Extracted entries

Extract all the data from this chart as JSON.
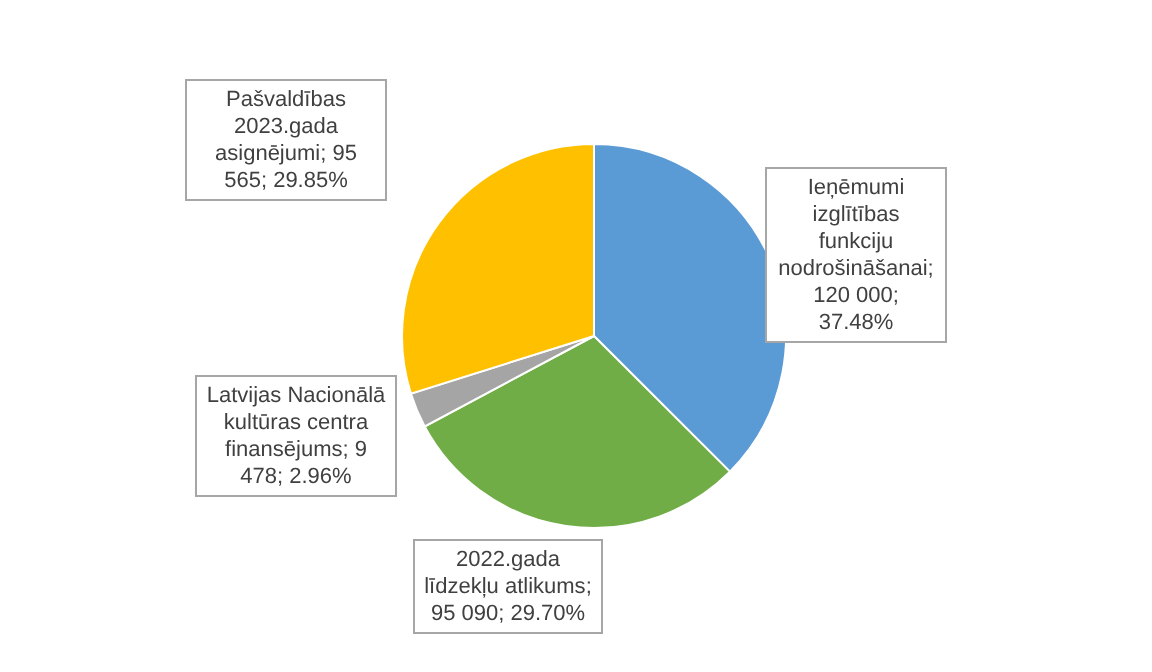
{
  "chart_data": {
    "type": "pie",
    "categories": [
      "Ieņēmumi izglītības funkciju nodrošināšanai",
      "2022.gada līdzekļu atlikums",
      "Latvijas Nacionālā kultūras centra finansējums",
      "Pašvaldības 2023.gada asignējumi"
    ],
    "values": [
      120000,
      95090,
      9478,
      95565
    ],
    "value_labels": [
      "; 120 000; 37.48%",
      "; 95 090; 29.70%",
      "; 9 478; 2.96%",
      "; 95 565; 29.85%"
    ],
    "colors": [
      "#5b9bd5",
      "#70ad47",
      "#a5a5a5",
      "#ffc000"
    ]
  }
}
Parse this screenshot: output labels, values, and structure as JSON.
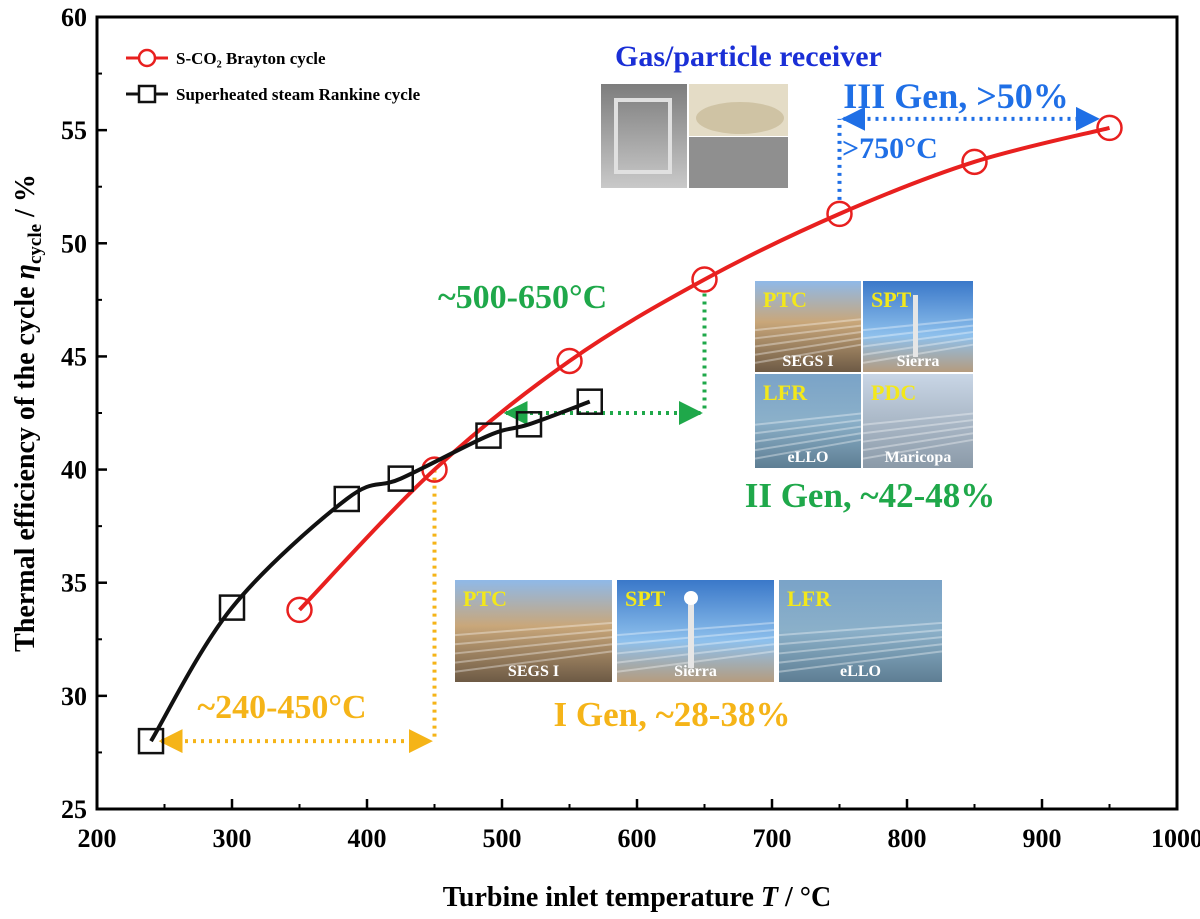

What to do
Give the data again exactly as written, with all pictures left out.

Task result
Extract all the data from this chart as JSON.
{
  "chart_data": {
    "type": "pie",
    "categories": [
      "Ieņēmumi izglītības funkciju nodrošināšanai",
      "2022.gada līdzekļu atlikums",
      "Latvijas Nacionālā kultūras centra finansējums",
      "Pašvaldības 2023.gada asignējumi"
    ],
    "values": [
      120000,
      95090,
      9478,
      95565
    ],
    "value_labels": [
      "; 120 000; 37.48%",
      "; 95 090; 29.70%",
      "; 9 478; 2.96%",
      "; 95 565; 29.85%"
    ],
    "colors": [
      "#5b9bd5",
      "#70ad47",
      "#a5a5a5",
      "#ffc000"
    ]
  }
}
Parse this screenshot: output labels, values, and structure as JSON.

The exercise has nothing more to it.